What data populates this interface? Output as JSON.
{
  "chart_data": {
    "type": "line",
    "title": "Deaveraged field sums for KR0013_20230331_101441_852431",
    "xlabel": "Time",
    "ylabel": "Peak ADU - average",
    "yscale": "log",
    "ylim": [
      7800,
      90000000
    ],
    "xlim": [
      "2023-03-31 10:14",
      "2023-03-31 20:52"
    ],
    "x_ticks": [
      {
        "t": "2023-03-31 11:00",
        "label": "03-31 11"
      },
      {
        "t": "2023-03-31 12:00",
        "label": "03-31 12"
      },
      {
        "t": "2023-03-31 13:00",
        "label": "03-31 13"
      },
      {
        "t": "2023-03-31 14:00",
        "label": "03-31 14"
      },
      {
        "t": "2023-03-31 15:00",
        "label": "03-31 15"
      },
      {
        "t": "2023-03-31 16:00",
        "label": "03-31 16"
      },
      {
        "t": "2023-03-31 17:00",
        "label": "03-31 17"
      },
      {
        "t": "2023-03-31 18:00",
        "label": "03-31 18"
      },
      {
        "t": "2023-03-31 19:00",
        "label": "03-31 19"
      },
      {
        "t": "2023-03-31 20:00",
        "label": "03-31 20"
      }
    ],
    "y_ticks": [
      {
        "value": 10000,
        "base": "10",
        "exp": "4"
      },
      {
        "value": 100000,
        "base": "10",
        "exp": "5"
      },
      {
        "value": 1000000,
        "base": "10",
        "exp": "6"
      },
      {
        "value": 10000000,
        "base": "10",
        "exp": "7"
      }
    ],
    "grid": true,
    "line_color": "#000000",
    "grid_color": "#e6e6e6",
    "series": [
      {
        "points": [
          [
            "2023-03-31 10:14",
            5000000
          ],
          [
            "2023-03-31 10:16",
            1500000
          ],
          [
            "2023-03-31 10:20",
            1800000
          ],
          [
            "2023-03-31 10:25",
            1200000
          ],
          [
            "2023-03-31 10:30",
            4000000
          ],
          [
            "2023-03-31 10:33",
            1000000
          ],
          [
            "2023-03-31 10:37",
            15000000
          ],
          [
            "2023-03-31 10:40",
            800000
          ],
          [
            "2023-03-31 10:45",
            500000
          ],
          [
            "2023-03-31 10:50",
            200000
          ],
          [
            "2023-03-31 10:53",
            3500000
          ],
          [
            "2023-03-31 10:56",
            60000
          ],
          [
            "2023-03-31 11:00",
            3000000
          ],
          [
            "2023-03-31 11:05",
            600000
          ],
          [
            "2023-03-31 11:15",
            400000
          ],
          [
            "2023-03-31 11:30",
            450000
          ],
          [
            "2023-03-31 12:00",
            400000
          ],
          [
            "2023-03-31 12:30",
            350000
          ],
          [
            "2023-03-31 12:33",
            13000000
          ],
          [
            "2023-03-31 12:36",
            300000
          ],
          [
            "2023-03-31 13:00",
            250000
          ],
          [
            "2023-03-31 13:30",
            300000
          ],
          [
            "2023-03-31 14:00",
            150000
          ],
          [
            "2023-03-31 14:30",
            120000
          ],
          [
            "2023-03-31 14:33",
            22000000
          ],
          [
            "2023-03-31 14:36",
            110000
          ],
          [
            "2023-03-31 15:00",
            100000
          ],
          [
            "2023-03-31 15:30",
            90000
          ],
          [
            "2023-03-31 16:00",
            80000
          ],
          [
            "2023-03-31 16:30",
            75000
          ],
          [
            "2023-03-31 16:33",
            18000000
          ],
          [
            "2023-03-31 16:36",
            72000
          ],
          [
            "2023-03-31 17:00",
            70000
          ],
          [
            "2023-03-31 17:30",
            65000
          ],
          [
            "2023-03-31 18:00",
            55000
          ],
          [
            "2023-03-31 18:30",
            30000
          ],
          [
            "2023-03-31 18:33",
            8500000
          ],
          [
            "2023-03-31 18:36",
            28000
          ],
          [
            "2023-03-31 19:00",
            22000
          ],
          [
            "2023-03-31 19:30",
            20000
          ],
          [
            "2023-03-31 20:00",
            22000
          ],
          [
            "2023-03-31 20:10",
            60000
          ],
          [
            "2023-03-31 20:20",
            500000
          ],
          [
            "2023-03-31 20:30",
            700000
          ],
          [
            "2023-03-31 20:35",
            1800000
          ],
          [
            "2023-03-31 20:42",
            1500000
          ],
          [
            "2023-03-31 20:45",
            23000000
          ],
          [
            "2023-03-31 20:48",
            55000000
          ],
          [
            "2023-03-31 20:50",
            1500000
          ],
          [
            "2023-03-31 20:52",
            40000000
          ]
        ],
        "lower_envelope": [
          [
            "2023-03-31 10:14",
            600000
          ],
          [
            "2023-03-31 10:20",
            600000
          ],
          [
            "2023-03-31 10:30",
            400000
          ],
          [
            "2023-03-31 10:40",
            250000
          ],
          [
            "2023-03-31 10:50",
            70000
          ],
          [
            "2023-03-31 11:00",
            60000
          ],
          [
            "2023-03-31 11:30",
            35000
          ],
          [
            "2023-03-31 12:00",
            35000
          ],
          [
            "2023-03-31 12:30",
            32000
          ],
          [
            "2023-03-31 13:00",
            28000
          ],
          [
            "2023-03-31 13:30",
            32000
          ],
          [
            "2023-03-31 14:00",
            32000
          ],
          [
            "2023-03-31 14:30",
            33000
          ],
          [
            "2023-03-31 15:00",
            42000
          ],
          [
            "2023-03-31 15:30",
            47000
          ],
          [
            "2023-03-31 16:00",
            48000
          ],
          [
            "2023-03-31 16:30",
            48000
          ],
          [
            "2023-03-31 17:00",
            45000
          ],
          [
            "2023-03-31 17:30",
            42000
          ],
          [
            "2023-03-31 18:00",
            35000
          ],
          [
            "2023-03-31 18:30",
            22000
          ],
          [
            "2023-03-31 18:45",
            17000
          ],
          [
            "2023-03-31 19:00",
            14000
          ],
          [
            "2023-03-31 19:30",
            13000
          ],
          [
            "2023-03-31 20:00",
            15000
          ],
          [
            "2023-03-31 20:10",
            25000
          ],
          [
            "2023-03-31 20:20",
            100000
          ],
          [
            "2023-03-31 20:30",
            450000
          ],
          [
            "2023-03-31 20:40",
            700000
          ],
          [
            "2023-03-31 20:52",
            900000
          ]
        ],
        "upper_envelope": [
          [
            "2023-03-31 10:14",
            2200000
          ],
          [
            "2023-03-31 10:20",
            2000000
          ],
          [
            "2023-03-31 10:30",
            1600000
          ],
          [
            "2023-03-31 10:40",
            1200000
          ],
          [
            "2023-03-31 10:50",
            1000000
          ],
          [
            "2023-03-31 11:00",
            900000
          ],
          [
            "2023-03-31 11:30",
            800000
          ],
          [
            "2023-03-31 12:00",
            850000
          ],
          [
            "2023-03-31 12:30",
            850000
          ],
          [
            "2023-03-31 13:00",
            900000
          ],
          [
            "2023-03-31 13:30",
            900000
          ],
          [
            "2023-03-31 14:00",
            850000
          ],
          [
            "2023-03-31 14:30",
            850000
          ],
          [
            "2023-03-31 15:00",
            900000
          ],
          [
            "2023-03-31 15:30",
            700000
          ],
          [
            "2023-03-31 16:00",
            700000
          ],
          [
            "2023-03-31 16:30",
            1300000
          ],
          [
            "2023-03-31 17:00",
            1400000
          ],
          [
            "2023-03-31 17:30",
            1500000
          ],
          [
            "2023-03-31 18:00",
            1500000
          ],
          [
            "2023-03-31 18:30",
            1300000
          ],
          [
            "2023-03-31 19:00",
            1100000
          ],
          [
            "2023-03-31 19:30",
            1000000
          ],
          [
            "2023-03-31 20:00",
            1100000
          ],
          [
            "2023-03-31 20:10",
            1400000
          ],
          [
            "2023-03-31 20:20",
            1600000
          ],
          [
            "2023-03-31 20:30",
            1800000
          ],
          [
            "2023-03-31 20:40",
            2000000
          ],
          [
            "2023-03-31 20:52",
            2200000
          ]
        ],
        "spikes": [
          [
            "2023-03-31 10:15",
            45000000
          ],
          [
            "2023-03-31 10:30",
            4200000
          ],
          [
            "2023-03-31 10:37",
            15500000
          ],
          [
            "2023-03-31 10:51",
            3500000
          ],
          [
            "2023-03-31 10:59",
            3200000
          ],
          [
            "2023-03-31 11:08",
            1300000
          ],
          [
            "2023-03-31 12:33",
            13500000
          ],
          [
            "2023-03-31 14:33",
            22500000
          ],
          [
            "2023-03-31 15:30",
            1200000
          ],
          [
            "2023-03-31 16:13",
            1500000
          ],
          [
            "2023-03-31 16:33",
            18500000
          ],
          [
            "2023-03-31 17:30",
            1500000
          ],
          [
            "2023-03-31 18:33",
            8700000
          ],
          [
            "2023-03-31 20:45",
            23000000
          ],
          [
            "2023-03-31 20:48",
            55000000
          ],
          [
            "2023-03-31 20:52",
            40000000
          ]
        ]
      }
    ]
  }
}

Short problem - Look through the data above. Copy every line with the string "value" in it.

Answer to the task -
        "value": 10000,
        "value": 100000,
        "value": 1000000,
        "value": 10000000,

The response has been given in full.